**Items from an interface collection:**
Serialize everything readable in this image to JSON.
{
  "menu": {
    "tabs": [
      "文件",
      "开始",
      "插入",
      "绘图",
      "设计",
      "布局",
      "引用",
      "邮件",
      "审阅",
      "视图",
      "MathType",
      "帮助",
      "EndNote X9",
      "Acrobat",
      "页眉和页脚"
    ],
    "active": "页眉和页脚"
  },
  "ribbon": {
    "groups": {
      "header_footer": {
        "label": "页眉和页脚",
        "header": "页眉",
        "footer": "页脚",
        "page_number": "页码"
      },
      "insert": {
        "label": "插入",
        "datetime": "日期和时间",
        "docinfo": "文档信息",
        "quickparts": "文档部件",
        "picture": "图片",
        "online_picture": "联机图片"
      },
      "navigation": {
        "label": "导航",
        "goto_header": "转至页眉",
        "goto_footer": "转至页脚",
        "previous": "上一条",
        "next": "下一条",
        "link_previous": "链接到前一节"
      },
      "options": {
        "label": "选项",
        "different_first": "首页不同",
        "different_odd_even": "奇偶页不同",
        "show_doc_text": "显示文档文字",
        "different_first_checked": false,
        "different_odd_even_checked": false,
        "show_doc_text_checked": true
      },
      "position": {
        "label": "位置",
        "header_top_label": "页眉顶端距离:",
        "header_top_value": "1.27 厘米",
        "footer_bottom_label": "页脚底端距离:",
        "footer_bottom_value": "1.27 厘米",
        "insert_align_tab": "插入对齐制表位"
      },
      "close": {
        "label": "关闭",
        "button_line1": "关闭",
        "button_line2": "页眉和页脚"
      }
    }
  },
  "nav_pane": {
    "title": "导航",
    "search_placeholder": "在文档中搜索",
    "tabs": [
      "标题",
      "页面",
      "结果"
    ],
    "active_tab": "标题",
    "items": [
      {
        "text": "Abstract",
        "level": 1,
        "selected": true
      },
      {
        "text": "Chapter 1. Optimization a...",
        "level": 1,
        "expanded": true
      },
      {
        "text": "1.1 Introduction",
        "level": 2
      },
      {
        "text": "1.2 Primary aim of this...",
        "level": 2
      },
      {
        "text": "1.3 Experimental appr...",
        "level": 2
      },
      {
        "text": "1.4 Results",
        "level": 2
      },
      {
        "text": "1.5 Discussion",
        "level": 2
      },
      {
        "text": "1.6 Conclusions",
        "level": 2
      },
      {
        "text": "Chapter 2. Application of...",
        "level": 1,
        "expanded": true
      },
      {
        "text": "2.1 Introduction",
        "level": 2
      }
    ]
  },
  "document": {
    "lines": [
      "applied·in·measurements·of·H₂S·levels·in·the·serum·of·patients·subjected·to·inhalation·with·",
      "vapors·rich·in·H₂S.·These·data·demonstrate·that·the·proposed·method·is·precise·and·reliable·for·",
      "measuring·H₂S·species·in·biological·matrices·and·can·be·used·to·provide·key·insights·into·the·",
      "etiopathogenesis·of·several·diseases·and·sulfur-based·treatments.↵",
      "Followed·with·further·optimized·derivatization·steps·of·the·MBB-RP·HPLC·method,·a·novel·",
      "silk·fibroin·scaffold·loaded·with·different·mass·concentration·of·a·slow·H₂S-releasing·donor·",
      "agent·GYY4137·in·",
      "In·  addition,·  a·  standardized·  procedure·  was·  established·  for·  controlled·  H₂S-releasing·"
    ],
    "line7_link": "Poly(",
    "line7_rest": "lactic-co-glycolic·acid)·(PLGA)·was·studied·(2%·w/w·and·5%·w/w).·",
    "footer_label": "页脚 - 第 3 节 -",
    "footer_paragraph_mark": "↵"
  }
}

**Exercise prompt:** For this data, state how many lines include the word "method", with nothing added.

**Reply to the task:** 2